* START Dataset rows *

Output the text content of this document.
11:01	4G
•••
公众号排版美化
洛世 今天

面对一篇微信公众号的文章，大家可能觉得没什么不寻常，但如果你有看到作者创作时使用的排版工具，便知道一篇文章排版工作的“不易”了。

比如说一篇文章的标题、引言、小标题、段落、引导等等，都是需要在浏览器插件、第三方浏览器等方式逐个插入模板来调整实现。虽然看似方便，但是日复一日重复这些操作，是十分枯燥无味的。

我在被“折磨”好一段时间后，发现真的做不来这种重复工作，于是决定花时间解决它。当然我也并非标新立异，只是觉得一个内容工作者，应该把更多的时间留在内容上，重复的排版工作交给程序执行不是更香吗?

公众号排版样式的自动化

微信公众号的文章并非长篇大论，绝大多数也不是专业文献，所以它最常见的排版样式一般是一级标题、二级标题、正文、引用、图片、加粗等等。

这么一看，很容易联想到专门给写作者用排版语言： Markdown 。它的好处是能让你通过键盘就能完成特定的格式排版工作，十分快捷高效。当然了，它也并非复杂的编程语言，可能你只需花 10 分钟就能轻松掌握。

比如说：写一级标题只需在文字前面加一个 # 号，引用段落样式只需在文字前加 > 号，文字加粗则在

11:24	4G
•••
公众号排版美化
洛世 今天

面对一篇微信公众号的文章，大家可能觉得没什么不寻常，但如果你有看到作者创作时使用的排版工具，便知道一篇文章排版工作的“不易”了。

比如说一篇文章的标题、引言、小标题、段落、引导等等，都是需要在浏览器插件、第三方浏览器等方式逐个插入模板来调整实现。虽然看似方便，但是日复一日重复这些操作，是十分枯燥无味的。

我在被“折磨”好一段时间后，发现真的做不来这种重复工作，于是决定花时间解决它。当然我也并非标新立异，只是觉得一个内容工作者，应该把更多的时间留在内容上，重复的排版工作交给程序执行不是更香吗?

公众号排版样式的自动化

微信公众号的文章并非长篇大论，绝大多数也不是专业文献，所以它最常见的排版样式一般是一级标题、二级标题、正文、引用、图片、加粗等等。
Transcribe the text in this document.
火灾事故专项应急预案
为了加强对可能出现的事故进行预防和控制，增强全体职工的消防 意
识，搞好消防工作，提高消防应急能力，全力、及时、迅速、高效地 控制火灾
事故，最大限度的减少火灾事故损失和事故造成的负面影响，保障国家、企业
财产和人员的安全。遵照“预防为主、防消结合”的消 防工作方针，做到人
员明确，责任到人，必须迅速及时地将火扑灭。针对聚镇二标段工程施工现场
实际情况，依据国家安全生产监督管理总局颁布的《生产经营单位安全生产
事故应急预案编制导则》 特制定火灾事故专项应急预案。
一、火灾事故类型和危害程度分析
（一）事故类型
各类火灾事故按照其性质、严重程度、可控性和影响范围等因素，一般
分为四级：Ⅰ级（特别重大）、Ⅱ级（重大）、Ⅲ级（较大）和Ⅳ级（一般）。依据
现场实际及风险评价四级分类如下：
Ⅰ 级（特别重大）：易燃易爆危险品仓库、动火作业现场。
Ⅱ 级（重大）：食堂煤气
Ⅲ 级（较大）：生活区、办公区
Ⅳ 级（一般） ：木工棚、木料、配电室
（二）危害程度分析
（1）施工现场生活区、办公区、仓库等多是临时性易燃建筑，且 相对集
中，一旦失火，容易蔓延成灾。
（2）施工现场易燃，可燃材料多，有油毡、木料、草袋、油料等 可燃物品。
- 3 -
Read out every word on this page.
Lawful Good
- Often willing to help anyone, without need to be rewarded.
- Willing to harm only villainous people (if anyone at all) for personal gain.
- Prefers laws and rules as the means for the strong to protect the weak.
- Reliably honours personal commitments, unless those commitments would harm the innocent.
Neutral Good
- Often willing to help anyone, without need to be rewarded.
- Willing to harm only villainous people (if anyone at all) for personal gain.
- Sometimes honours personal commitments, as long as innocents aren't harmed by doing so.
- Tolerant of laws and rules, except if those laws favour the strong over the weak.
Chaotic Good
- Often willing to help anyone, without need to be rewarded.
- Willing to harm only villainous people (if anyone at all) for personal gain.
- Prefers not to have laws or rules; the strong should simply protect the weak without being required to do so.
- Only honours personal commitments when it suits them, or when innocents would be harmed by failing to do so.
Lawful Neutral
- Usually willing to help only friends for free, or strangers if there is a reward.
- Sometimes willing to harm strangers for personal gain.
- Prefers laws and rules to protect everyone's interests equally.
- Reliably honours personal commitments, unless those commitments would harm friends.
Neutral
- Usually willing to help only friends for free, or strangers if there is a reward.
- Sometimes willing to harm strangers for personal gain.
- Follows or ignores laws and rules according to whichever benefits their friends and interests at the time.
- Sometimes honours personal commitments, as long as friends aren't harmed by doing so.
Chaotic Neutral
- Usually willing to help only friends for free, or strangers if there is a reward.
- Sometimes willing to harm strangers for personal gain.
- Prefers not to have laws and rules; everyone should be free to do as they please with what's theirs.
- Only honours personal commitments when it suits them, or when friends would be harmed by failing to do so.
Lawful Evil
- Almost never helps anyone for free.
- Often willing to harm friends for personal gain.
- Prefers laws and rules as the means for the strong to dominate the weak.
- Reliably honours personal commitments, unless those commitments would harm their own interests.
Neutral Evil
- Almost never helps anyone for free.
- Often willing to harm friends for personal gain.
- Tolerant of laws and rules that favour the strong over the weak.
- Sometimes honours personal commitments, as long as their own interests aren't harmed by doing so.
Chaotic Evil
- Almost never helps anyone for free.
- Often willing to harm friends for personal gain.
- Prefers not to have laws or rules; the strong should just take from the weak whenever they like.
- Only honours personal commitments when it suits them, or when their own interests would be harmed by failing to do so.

* END Dataset rows *

**Task directions:** Copy each line above containing the string "Lawful".

**Correct answer:**
Lawful Good
Lawful Neutral
Lawful Evil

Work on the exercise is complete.